►
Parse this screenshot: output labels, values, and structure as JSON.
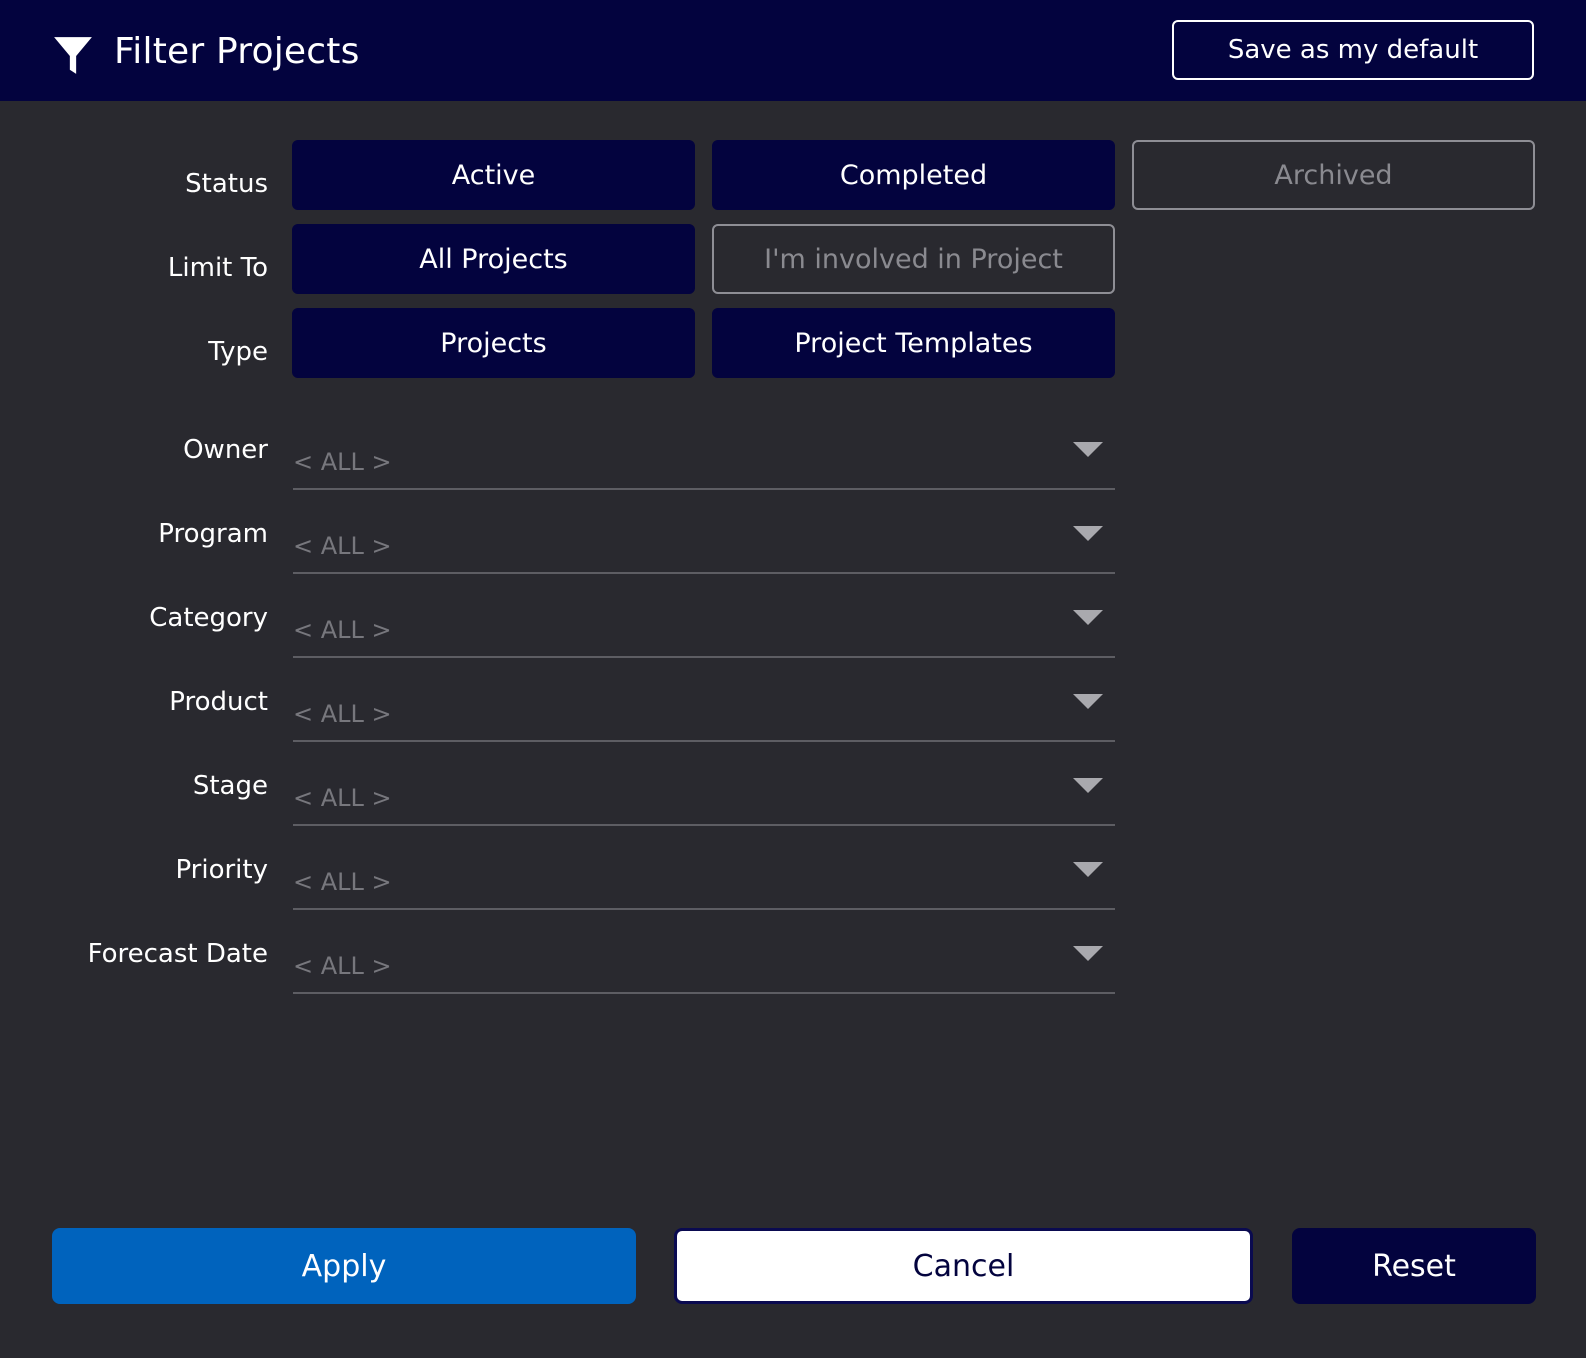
{
  "header": {
    "title": "Filter Projects",
    "icon": "funnel-icon",
    "save_default_label": "Save as my default"
  },
  "filters": {
    "status": {
      "label": "Status",
      "options": [
        {
          "label": "Active",
          "selected": true
        },
        {
          "label": "Completed",
          "selected": true
        },
        {
          "label": "Archived",
          "selected": false
        }
      ]
    },
    "limit_to": {
      "label": "Limit To",
      "options": [
        {
          "label": "All Projects",
          "selected": true
        },
        {
          "label": "I'm involved in Project",
          "selected": false
        }
      ]
    },
    "type": {
      "label": "Type",
      "options": [
        {
          "label": "Projects",
          "selected": true
        },
        {
          "label": "Project Templates",
          "selected": true
        }
      ]
    }
  },
  "dropdowns": [
    {
      "label": "Owner",
      "value": "< ALL >"
    },
    {
      "label": "Program",
      "value": "< ALL >"
    },
    {
      "label": "Category",
      "value": "< ALL >"
    },
    {
      "label": "Product",
      "value": "< ALL >"
    },
    {
      "label": "Stage",
      "value": "< ALL >"
    },
    {
      "label": "Priority",
      "value": "< ALL >"
    },
    {
      "label": "Forecast Date",
      "value": "< ALL >"
    }
  ],
  "footer": {
    "apply_label": "Apply",
    "cancel_label": "Cancel",
    "reset_label": "Reset"
  },
  "colors": {
    "header_bg": "#03033e",
    "body_bg": "#29292f",
    "apply_bg": "#0063bd",
    "selected_toggle_bg": "#03033e"
  }
}
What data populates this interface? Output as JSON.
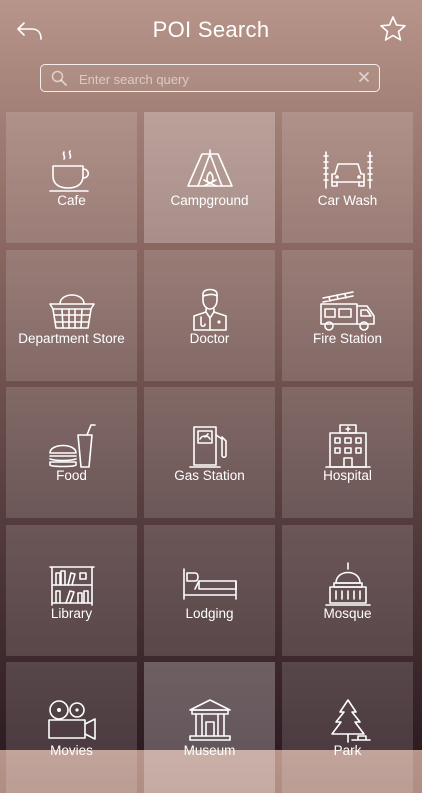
{
  "header": {
    "title": "POI Search",
    "back_icon": "back-arrow-icon",
    "star_icon": "star-icon"
  },
  "search": {
    "placeholder": "Enter search query",
    "value": ""
  },
  "categories": [
    {
      "label": "Cafe",
      "icon": "coffee-cup-icon"
    },
    {
      "label": "Campground",
      "icon": "tent-icon"
    },
    {
      "label": "Car Wash",
      "icon": "car-wash-icon"
    },
    {
      "label": "Department Store",
      "icon": "shopping-basket-icon"
    },
    {
      "label": "Doctor",
      "icon": "doctor-icon"
    },
    {
      "label": "Fire Station",
      "icon": "fire-truck-icon"
    },
    {
      "label": "Food",
      "icon": "burger-drink-icon"
    },
    {
      "label": "Gas Station",
      "icon": "gas-pump-icon"
    },
    {
      "label": "Hospital",
      "icon": "hospital-building-icon"
    },
    {
      "label": "Library",
      "icon": "bookshelf-icon"
    },
    {
      "label": "Lodging",
      "icon": "bed-icon"
    },
    {
      "label": "Mosque",
      "icon": "dome-building-icon"
    },
    {
      "label": "Movies",
      "icon": "movie-camera-icon"
    },
    {
      "label": "Museum",
      "icon": "museum-icon"
    },
    {
      "label": "Park",
      "icon": "tree-icon"
    }
  ],
  "colors": {
    "gradient_top": "#b8958a",
    "gradient_bottom": "#2e1c22"
  }
}
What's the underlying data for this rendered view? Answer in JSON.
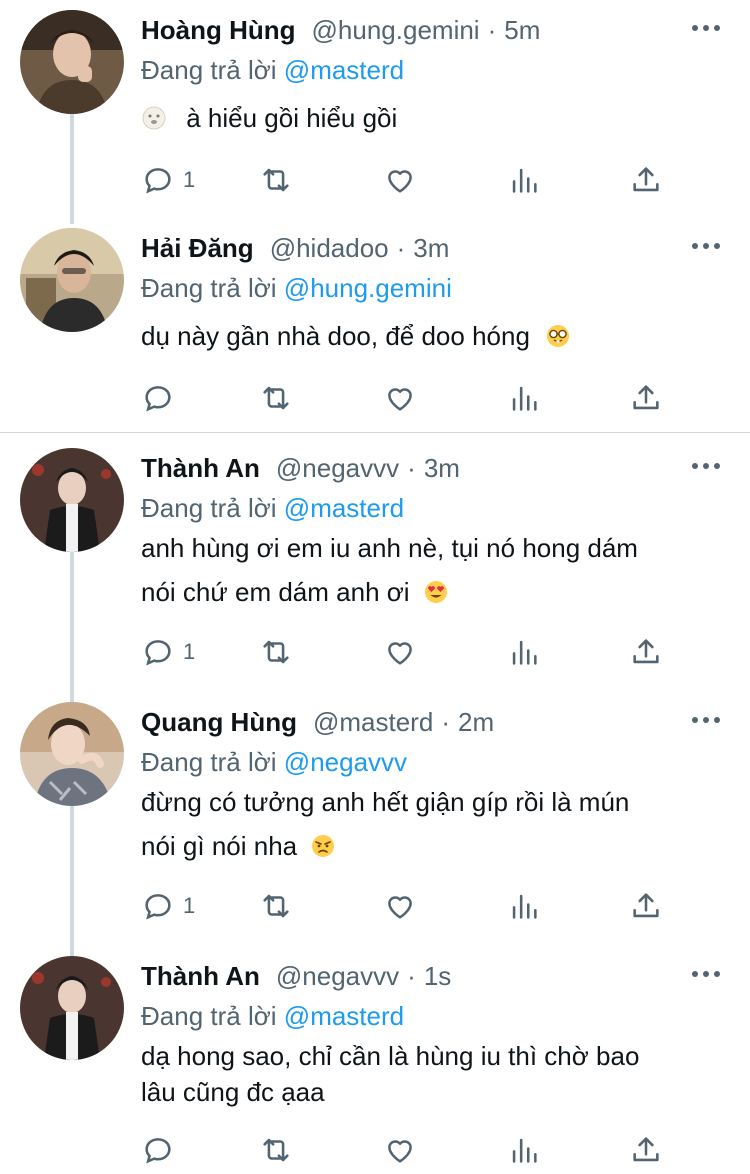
{
  "tweets": [
    {
      "name": "Hoàng Hùng",
      "handle": "@hung.gemini",
      "time": "5m",
      "reply_prefix": "Đang trả lời",
      "reply_to": "@masterd",
      "lines": [
        "à hiểu gồi hiểu gồi"
      ],
      "leading_emoji": "face-exhaling",
      "trailing_emoji": "",
      "reply_count": "1"
    },
    {
      "name": "Hải Đăng",
      "handle": "@hidadoo",
      "time": "3m",
      "reply_prefix": "Đang trả lời",
      "reply_to": "@hung.gemini",
      "lines": [
        "dụ này gần nhà doo, để doo hóng"
      ],
      "leading_emoji": "",
      "trailing_emoji": "nerd-face",
      "reply_count": ""
    },
    {
      "name": "Thành An",
      "handle": "@negavvv",
      "time": "3m",
      "reply_prefix": "Đang trả lời",
      "reply_to": "@masterd",
      "lines": [
        "anh hùng ơi em iu anh nè, tụi nó hong dám",
        "nói chứ em dám anh ơi"
      ],
      "leading_emoji": "",
      "trailing_emoji": "heart-eyes",
      "reply_count": "1"
    },
    {
      "name": "Quang Hùng",
      "handle": "@masterd",
      "time": "2m",
      "reply_prefix": "Đang trả lời",
      "reply_to": "@negavvv",
      "lines": [
        "đừng có tưởng anh hết giận gíp rồi là mún",
        "nói gì nói nha"
      ],
      "leading_emoji": "",
      "trailing_emoji": "angry-face",
      "reply_count": "1"
    },
    {
      "name": "Thành An",
      "handle": "@negavvv",
      "time": "1s",
      "reply_prefix": "Đang trả lời",
      "reply_to": "@masterd",
      "lines": [
        "dạ hong sao, chỉ cần là hùng iu thì chờ bao",
        "lâu cũng đc ạaa"
      ],
      "leading_emoji": "",
      "trailing_emoji": "",
      "reply_count": ""
    }
  ],
  "icons": {
    "reply": "reply-icon",
    "retweet": "retweet-icon",
    "like": "like-icon",
    "views": "views-icon",
    "share": "share-icon",
    "more": "more-icon"
  },
  "colors": {
    "text": "#0f1419",
    "secondary": "#536471",
    "mention": "#1d9bf0",
    "divider": "#cfd9de"
  }
}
◄
_GOAL_. Where does the word "gemini" appear in the listing? List each line that holds it.

_COMPLETED TASK_.
      "handle": "@hung.gemini",
      "reply_to": "@hung.gemini",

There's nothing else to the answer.